» EXERCISE OBJECTIVE: Leave out the pictures and copy everything else in the entries exactly.

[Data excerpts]

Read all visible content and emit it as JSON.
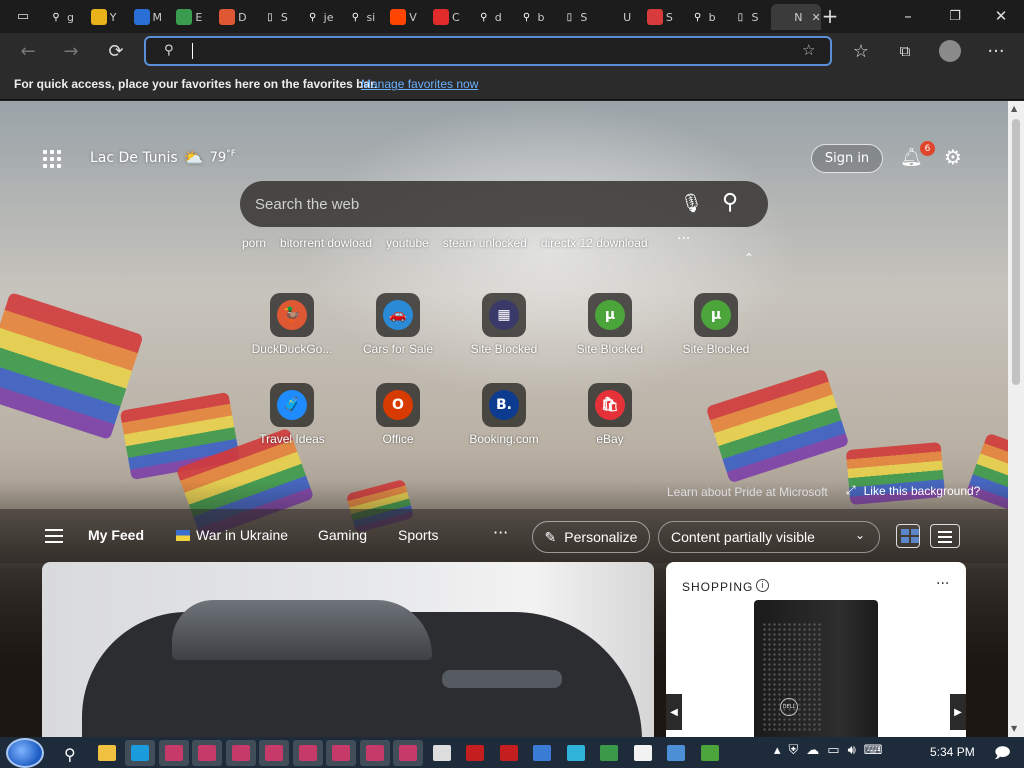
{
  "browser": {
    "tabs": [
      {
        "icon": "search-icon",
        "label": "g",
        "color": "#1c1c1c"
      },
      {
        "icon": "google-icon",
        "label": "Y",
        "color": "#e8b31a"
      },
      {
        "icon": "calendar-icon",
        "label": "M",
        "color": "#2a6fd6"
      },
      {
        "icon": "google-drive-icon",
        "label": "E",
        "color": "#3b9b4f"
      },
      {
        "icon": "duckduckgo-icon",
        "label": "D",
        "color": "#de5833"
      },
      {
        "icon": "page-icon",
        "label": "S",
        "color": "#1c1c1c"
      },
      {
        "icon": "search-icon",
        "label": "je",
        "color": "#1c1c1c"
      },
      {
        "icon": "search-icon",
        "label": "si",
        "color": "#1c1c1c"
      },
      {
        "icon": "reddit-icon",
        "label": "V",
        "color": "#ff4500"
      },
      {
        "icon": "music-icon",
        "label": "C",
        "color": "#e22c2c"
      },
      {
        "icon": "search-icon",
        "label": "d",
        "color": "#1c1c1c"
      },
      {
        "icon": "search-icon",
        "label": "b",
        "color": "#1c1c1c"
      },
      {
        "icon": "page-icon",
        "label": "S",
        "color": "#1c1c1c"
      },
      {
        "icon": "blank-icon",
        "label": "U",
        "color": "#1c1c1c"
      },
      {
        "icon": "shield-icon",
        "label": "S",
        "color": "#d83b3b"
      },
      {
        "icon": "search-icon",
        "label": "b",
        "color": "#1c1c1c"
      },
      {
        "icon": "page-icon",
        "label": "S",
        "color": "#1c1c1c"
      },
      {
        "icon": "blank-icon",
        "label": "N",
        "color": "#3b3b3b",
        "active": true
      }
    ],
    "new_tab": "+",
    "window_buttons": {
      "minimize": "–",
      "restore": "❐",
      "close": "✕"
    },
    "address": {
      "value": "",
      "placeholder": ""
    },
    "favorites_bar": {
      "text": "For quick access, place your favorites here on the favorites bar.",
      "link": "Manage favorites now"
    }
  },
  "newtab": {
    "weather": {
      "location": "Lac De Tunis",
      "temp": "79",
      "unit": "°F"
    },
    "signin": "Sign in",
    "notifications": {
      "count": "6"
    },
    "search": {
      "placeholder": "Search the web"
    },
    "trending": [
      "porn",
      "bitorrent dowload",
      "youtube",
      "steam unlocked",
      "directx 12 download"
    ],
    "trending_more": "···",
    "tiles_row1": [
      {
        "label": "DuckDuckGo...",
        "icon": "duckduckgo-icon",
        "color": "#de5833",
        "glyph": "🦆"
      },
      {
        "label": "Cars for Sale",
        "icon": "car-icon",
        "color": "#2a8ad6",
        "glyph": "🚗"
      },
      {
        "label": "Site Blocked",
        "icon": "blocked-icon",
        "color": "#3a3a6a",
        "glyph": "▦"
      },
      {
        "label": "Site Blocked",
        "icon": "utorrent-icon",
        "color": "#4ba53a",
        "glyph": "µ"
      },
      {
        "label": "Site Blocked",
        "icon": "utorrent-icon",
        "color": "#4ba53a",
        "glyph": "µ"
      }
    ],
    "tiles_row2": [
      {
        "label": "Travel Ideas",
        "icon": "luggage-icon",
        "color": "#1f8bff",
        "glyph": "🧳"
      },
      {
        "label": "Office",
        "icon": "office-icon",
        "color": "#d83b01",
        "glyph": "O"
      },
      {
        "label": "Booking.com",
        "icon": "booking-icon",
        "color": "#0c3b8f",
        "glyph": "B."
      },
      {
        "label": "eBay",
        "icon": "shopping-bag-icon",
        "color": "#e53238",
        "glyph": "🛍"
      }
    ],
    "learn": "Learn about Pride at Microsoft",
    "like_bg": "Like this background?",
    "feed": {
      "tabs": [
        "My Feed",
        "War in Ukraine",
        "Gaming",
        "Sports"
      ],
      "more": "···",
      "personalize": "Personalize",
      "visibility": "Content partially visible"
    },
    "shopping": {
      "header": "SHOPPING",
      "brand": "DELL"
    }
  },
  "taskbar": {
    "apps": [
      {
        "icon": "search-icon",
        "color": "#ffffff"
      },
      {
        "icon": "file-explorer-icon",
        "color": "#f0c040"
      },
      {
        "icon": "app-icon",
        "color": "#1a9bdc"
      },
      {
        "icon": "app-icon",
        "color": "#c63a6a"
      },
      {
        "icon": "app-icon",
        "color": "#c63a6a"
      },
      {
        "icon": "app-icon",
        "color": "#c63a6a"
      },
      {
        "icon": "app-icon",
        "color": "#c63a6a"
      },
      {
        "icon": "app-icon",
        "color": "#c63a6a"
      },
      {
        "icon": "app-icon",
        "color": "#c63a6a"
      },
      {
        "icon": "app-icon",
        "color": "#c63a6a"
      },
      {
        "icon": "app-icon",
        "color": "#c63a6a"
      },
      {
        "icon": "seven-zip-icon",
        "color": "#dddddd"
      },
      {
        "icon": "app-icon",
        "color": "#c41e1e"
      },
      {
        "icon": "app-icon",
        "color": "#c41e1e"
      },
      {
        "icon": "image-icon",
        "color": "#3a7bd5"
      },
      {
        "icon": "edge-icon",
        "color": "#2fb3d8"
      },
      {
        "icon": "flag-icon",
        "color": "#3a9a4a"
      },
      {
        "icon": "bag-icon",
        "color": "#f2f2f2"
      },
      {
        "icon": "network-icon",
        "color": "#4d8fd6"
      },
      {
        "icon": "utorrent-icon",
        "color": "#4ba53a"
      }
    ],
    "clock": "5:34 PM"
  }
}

» OUTPUT FOR THIS EXERCISE:
Read all visible content and emit it as JSON.
{
  "browser": {
    "tabs": [
      {
        "icon": "search-icon",
        "label": "g",
        "color": "#1c1c1c"
      },
      {
        "icon": "google-icon",
        "label": "Y",
        "color": "#e8b31a"
      },
      {
        "icon": "calendar-icon",
        "label": "M",
        "color": "#2a6fd6"
      },
      {
        "icon": "google-drive-icon",
        "label": "E",
        "color": "#3b9b4f"
      },
      {
        "icon": "duckduckgo-icon",
        "label": "D",
        "color": "#de5833"
      },
      {
        "icon": "page-icon",
        "label": "S",
        "color": "#1c1c1c"
      },
      {
        "icon": "search-icon",
        "label": "je",
        "color": "#1c1c1c"
      },
      {
        "icon": "search-icon",
        "label": "si",
        "color": "#1c1c1c"
      },
      {
        "icon": "reddit-icon",
        "label": "V",
        "color": "#ff4500"
      },
      {
        "icon": "music-icon",
        "label": "C",
        "color": "#e22c2c"
      },
      {
        "icon": "search-icon",
        "label": "d",
        "color": "#1c1c1c"
      },
      {
        "icon": "search-icon",
        "label": "b",
        "color": "#1c1c1c"
      },
      {
        "icon": "page-icon",
        "label": "S",
        "color": "#1c1c1c"
      },
      {
        "icon": "blank-icon",
        "label": "U",
        "color": "#1c1c1c"
      },
      {
        "icon": "shield-icon",
        "label": "S",
        "color": "#d83b3b"
      },
      {
        "icon": "search-icon",
        "label": "b",
        "color": "#1c1c1c"
      },
      {
        "icon": "page-icon",
        "label": "S",
        "color": "#1c1c1c"
      },
      {
        "icon": "blank-icon",
        "label": "N",
        "color": "#3b3b3b",
        "active": true
      }
    ],
    "new_tab": "+",
    "window_buttons": {
      "minimize": "–",
      "restore": "❐",
      "close": "✕"
    },
    "address": {
      "value": "",
      "placeholder": ""
    },
    "favorites_bar": {
      "text": "For quick access, place your favorites here on the favorites bar.",
      "link": "Manage favorites now"
    }
  },
  "newtab": {
    "weather": {
      "location": "Lac De Tunis",
      "temp": "79",
      "unit": "°F"
    },
    "signin": "Sign in",
    "notifications": {
      "count": "6"
    },
    "search": {
      "placeholder": "Search the web"
    },
    "trending": [
      "porn",
      "bitorrent dowload",
      "youtube",
      "steam unlocked",
      "directx 12 download"
    ],
    "trending_more": "···",
    "tiles_row1": [
      {
        "label": "DuckDuckGo...",
        "icon": "duckduckgo-icon",
        "color": "#de5833",
        "glyph": "🦆"
      },
      {
        "label": "Cars for Sale",
        "icon": "car-icon",
        "color": "#2a8ad6",
        "glyph": "🚗"
      },
      {
        "label": "Site Blocked",
        "icon": "blocked-icon",
        "color": "#3a3a6a",
        "glyph": "▦"
      },
      {
        "label": "Site Blocked",
        "icon": "utorrent-icon",
        "color": "#4ba53a",
        "glyph": "µ"
      },
      {
        "label": "Site Blocked",
        "icon": "utorrent-icon",
        "color": "#4ba53a",
        "glyph": "µ"
      }
    ],
    "tiles_row2": [
      {
        "label": "Travel Ideas",
        "icon": "luggage-icon",
        "color": "#1f8bff",
        "glyph": "🧳"
      },
      {
        "label": "Office",
        "icon": "office-icon",
        "color": "#d83b01",
        "glyph": "O"
      },
      {
        "label": "Booking.com",
        "icon": "booking-icon",
        "color": "#0c3b8f",
        "glyph": "B."
      },
      {
        "label": "eBay",
        "icon": "shopping-bag-icon",
        "color": "#e53238",
        "glyph": "🛍"
      }
    ],
    "learn": "Learn about Pride at Microsoft",
    "like_bg": "Like this background?",
    "feed": {
      "tabs": [
        "My Feed",
        "War in Ukraine",
        "Gaming",
        "Sports"
      ],
      "more": "···",
      "personalize": "Personalize",
      "visibility": "Content partially visible"
    },
    "shopping": {
      "header": "SHOPPING",
      "brand": "DELL"
    }
  },
  "taskbar": {
    "apps": [
      {
        "icon": "search-icon",
        "color": "#ffffff"
      },
      {
        "icon": "file-explorer-icon",
        "color": "#f0c040"
      },
      {
        "icon": "app-icon",
        "color": "#1a9bdc"
      },
      {
        "icon": "app-icon",
        "color": "#c63a6a"
      },
      {
        "icon": "app-icon",
        "color": "#c63a6a"
      },
      {
        "icon": "app-icon",
        "color": "#c63a6a"
      },
      {
        "icon": "app-icon",
        "color": "#c63a6a"
      },
      {
        "icon": "app-icon",
        "color": "#c63a6a"
      },
      {
        "icon": "app-icon",
        "color": "#c63a6a"
      },
      {
        "icon": "app-icon",
        "color": "#c63a6a"
      },
      {
        "icon": "app-icon",
        "color": "#c63a6a"
      },
      {
        "icon": "seven-zip-icon",
        "color": "#dddddd"
      },
      {
        "icon": "app-icon",
        "color": "#c41e1e"
      },
      {
        "icon": "app-icon",
        "color": "#c41e1e"
      },
      {
        "icon": "image-icon",
        "color": "#3a7bd5"
      },
      {
        "icon": "edge-icon",
        "color": "#2fb3d8"
      },
      {
        "icon": "flag-icon",
        "color": "#3a9a4a"
      },
      {
        "icon": "bag-icon",
        "color": "#f2f2f2"
      },
      {
        "icon": "network-icon",
        "color": "#4d8fd6"
      },
      {
        "icon": "utorrent-icon",
        "color": "#4ba53a"
      }
    ],
    "clock": "5:34 PM"
  }
}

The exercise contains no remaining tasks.